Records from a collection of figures
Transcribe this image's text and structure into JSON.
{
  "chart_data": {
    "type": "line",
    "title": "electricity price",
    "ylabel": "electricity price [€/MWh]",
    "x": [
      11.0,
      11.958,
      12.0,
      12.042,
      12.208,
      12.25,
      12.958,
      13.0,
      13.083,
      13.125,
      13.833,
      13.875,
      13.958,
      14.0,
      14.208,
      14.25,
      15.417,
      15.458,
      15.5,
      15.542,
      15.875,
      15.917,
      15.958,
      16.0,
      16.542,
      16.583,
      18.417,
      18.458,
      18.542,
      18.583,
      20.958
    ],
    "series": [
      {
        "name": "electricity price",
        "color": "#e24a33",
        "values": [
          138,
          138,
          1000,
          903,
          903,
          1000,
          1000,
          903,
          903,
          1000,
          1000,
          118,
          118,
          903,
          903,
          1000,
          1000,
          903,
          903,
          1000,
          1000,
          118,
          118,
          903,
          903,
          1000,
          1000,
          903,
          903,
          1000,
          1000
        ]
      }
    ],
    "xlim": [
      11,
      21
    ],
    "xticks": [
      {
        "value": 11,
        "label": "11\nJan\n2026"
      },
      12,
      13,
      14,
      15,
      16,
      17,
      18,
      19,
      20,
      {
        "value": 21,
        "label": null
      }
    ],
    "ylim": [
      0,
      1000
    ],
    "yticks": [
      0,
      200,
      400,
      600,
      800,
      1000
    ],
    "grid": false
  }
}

• _Given exercise_
Every entry must be output again, exactly as written above.

• _Solution to this task_
Transcribe this image's text and structure into JSON.
{
  "chart_data": {
    "type": "line",
    "title": "electricity price",
    "ylabel": "electricity price [€/MWh]",
    "x": [
      11.0,
      11.958,
      12.0,
      12.042,
      12.208,
      12.25,
      12.958,
      13.0,
      13.083,
      13.125,
      13.833,
      13.875,
      13.958,
      14.0,
      14.208,
      14.25,
      15.417,
      15.458,
      15.5,
      15.542,
      15.875,
      15.917,
      15.958,
      16.0,
      16.542,
      16.583,
      18.417,
      18.458,
      18.542,
      18.583,
      20.958
    ],
    "series": [
      {
        "name": "electricity price",
        "color": "#e24a33",
        "values": [
          138,
          138,
          1000,
          903,
          903,
          1000,
          1000,
          903,
          903,
          1000,
          1000,
          118,
          118,
          903,
          903,
          1000,
          1000,
          903,
          903,
          1000,
          1000,
          118,
          118,
          903,
          903,
          1000,
          1000,
          903,
          903,
          1000,
          1000
        ]
      }
    ],
    "xlim": [
      11,
      21
    ],
    "xticks": [
      {
        "value": 11,
        "label": "11\nJan\n2026"
      },
      12,
      13,
      14,
      15,
      16,
      17,
      18,
      19,
      20,
      {
        "value": 21,
        "label": null
      }
    ],
    "ylim": [
      0,
      1000
    ],
    "yticks": [
      0,
      200,
      400,
      600,
      800,
      1000
    ],
    "grid": false
  }
}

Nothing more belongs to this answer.